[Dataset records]
━━━━━━━━━━━━━━━━━━━━
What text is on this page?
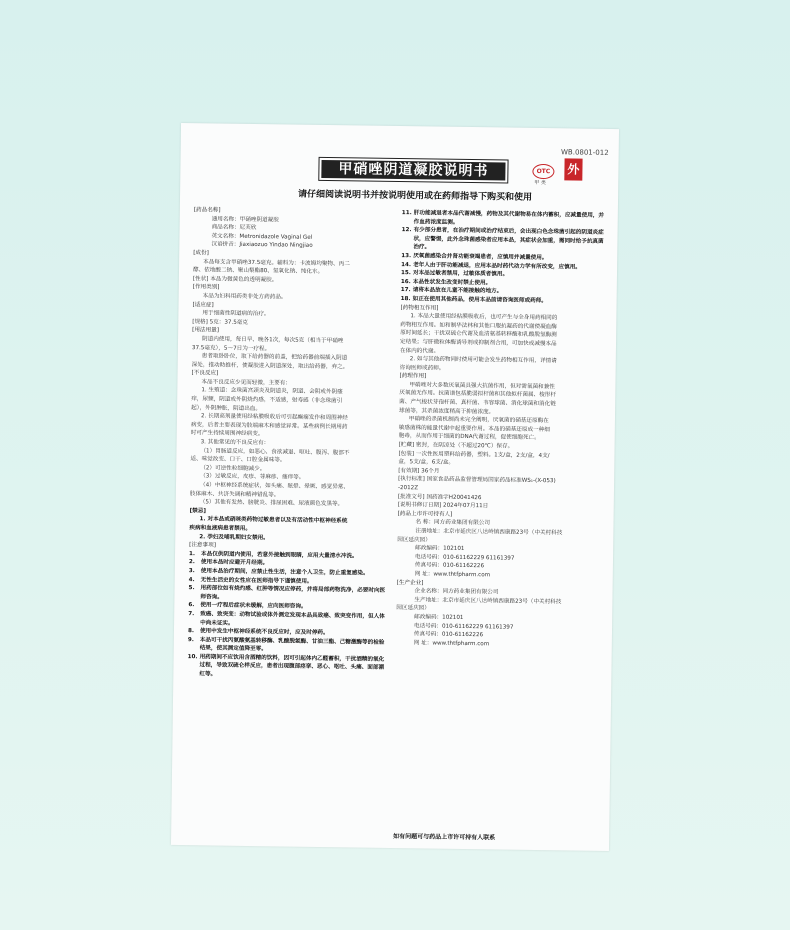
WB.0801-012
甲硝唑阴道凝胶说明书	OTC
甲 类
外
请仔细阅读说明书并按说明使用或在药师指导下购买和使用

[药品名称]

通用名称：甲硝唑阴道凝胶

商品名称：尼芙欣

英文名称：Metronidazole Vaginal Gel

汉语拼音：Jiaxiaozuo Yindao Ningjiao

[成份]

本品每支含甲硝唑37.5毫克。辅料为：卡波姆均聚物、丙二

醇、依地酸二钠、聚山梨酯80、氢氧化钠、纯化水。

[性状] 本品为微黄色的透明凝胶。

[作用类别]

本品为妇科用药类非处方药药品。

[适应症]

用于细菌性阴道病的治疗。

[规格] 5克：37.5毫克

[用法用量]

阴道内使用，每日早、晚各1次，每次5克（相当于甲硝唑

37.5毫克），5～7日为一疗程。

患者取卧卧位，取下给药器的前盖，把给药器前端插入阴道

深处，推动助推杆，使凝胶进入阴道深处，取出给药器，弃之。

[不良反应]

本品不良反应少见而轻微，主要有：

1. 生殖道：念珠菌宫颈炎及阴道炎，阴道、会阴或外阴瘙

痒，尿频，阴道或外阴烧灼感，不适感，射寿感（非念珠菌引

起），外阴肿胀，阴道出血。

2. 长期高剂量使用经粘膜吸收后可引起癫痫发作和周围神经

病变，后者主要表现为肢端麻木和感觉异常。某些病例长期用药

时可产生持续周围神经病变。

3. 其他常见的不良反应有：

（1）胃肠道反应，如恶心、食欲减退、呕吐、腹泻、腹部不

适、味觉改变、口干、口腔金属味等。

（2）可逆性粒细胞减少。

（3）过敏反应，皮疹、荨麻疹、瘙痒等。

（4）中枢神经系统症状，如头痛、眩晕、晕厥、感觉异常、

肢体麻木、共济失调和精神错乱等。

（5）其他有发热、膀胱炎、排尿困难、尿液颜色发黑等。

[禁忌]

1. 对本品或硝咪类药物过敏患者以及有活动性中枢神经系统

疾病和血液病患者禁用。

2. 孕妇及哺乳期妇女禁用。

[注意事项]

1.	本品仅供阴道内使用，若意外接触到眼睛，应用大量清水冲洗。
2.	使用本品时应避开月经期。
3.	使用本品治疗期间，应禁止性生活，注意个人卫生，防止重复感染。
4.	无性生活史的女性应在医师指导下谨慎使用。
5.	用药部位如有烧灼感、红肿等情况应停药，并将局部药物洗净，必要时向医师咨询。
6.	使用一疗程后症状未缓解，应向医师咨询。
7.	致癌、致突变：动物试验或体外测定发现本品具致癌、致突变作用，但人体中尚未证实。
8.	使用中发生中枢神经系统不良反应时，应及时停药。
9.	本品可干扰丙氨酸氨基转移酶、乳酸脱氢酶、甘油三酯、己糖激酶等的检验结果，使其测定值降至零。
10. 用药期间不应饮用含酒精的饮料，因可引起体内乙醛蓄积，干扰酒精的氧化过程，导致双硫仑样反应，患者出现腹部痉挛、恶心、呕吐、头痛、面部潮红等。
11. 肝功能减退者本品代谢减慢，药物及其代谢物易在体内蓄积，应减量使用，并作血药浓度监测。
12. 有少部分患者，在治疗期间或治疗结束后，会出现白色念珠菌引起的阴道炎症状，应警惕，此外念珠菌感染者应用本品，其症状会加重，需同时给予抗真菌治疗。
13. 厌氧菌感染合并肾功能衰竭患者，应慎用并减量使用。
14. 老年人由于肝功能减退，应用本品时药代动力学有所改变，应慎用。
15. 对本品过敏者禁用，过敏体质者慎用。
16. 本品性状发生改变时禁止使用。
17. 请将本品放在儿童不能接触的地方。
18. 如正在使用其他药品，使用本品前请咨询医师或药师。

[药物相互作用]

1. 本品大量使用经粘膜吸收后，也可产生与全身用药相同的

药物相互作用。如和制华法林和其他口服抗凝药的代谢使凝血酶

原时间延长；干扰双硫仑代谢及血清氨基转移酶和乳酸脱氢酶测

定结果；与肝微粒体酶诱导剂或抑制剂合用，可加快或减慢本品

在体内的代谢。

2. 如与其他药物同时使用可能会发生药物相互作用，详情请

咨询医师或药师。

[药理作用]

甲硝唑对大多数厌氧菌具强大抗菌作用，但对需氧菌和兼性

厌氧菌无作用。抗菌谱包括脆弱拟杆菌和其他拟杆菌属、梭形杆

菌、产气梭状芽孢杆菌、真杆菌、韦容球菌、消化球菌和消化链

球菌等，其杀菌浓度稍高于抑菌浓度。

甲硝唑的杀菌机制尚未完全阐明，厌氧菌的硝基还原酶在

敏感菌株的能量代谢中起重要作用。本品的硝基还原成一种细

胞毒，从而作用于细菌的DNA代谢过程，促使细胞死亡。

[贮藏] 密封，在阴凉处（不超过20℃）保存。

[包装] 一次性医用塑料给药器，塑料。1支/盒，2支/盒，4支/

盒，5支/盒，6支/盒。

[有效期] 36个月

[执行标准] 国家食品药品监督管理局国家药品标准WS₁-(X-053)

-2012Z

[批准文号] 国药准字H20041426

[说明书修订日期] 2024年07月11日

[药品上市许可持有人]

名 称：同方药业集团有限公司

注册地址：北京市延庆区八达岭镇西康路23号（中关村科技

园区延庆园）

邮政编码：102101

电话号码：010-61162229 61161397

传真号码：010-61162226

网 址：www.thtfpharm.com

[生产企业]

企业名称：同方药业集团有限公司

生产地址：北京市延庆区八达岭镇西康路23号（中关村科技

园区延庆园）

邮政编码：102101

电话号码：010-61162229 61161397

传真号码：010-61162226

网 址：www.thtfpharm.com

如有问题可与药品上市许可持有人联系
━━━━━━━━━━━━━━━━━━━━
Your task >> Above are the records. Copy every line in them holding "中关村科技".

Task response >>
注册地址：北京市延庆区八达岭镇西康路23号（中关村科技
生产地址：北京市延庆区八达岭镇西康路23号（中关村科技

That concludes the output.